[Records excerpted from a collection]
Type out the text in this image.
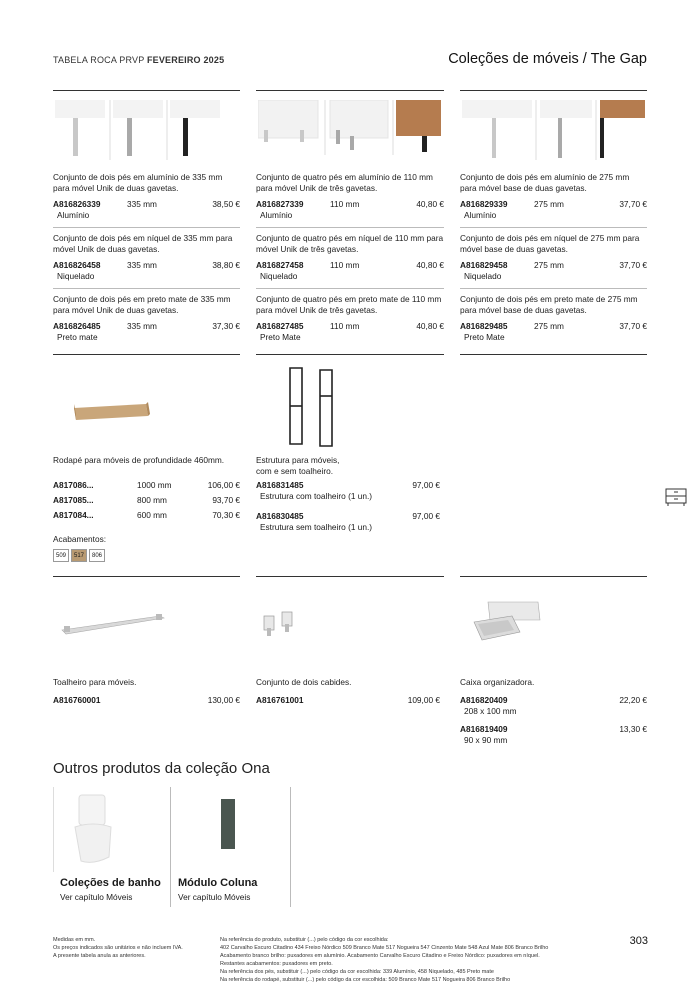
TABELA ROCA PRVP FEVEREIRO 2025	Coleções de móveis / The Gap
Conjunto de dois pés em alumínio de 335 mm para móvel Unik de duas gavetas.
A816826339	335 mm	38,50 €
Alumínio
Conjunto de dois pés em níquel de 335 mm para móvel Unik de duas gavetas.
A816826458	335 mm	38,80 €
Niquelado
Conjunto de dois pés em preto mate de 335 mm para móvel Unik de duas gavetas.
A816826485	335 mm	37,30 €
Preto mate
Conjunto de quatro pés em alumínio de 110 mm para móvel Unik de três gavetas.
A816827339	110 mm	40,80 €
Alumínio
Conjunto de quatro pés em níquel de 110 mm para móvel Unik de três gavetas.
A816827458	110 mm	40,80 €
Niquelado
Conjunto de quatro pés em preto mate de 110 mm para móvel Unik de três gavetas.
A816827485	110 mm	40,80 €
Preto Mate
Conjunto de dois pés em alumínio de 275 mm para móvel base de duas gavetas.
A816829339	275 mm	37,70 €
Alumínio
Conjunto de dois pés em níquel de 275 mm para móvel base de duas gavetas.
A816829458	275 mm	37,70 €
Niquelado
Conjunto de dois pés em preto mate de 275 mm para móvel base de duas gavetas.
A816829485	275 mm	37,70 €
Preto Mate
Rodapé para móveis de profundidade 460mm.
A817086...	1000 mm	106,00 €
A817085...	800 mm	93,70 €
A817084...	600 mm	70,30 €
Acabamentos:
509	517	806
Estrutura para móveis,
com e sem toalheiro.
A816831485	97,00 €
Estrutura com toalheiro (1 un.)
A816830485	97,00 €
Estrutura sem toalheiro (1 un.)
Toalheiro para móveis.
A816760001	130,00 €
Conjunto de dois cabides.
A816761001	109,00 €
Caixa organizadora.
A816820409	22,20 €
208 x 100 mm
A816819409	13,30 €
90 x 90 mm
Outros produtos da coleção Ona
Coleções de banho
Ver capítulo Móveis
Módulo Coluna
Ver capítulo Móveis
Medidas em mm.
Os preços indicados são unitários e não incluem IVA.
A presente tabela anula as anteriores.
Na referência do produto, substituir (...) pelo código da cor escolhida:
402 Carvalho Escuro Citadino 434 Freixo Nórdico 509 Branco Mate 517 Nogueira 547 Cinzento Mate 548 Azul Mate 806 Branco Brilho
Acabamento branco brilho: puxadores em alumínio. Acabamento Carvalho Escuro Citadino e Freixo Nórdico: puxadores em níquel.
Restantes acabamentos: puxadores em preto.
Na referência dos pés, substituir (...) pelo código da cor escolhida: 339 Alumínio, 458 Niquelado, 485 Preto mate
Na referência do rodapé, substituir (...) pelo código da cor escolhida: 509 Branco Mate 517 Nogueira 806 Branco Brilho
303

---

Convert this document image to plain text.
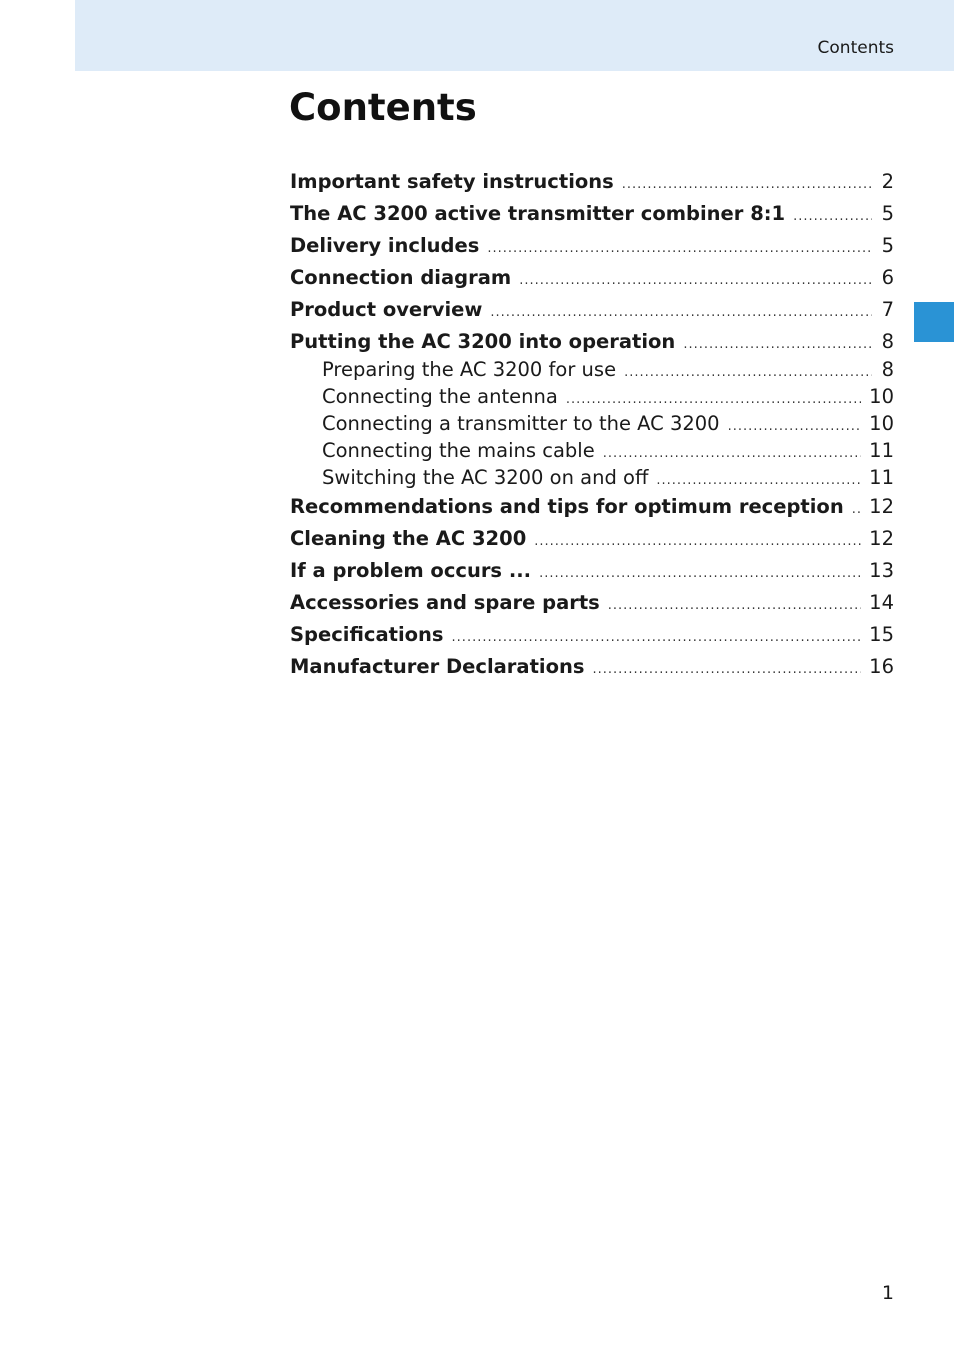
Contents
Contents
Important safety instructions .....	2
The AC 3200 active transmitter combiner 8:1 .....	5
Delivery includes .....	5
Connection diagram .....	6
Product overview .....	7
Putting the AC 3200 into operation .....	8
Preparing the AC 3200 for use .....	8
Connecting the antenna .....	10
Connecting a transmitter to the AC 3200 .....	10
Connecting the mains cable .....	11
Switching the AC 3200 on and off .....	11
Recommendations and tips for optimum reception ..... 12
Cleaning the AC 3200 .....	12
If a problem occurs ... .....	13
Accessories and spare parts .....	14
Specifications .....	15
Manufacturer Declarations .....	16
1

PROBLEM DESCRIPTION
Read through the entries and copy every line that includes "escolhida".

FULL OUTPUT
Na referência do produto, substituir (...) pelo código da cor escolhida:
Na referência dos pés, substituir (...) pelo código da cor escolhida: 339 Alumínio, 458 Niquelado, 485 Preto mate
Na referência do rodapé, substituir (...) pelo código da cor escolhida: 509 Branco Mate 517 Nogueira 806 Branco Brilho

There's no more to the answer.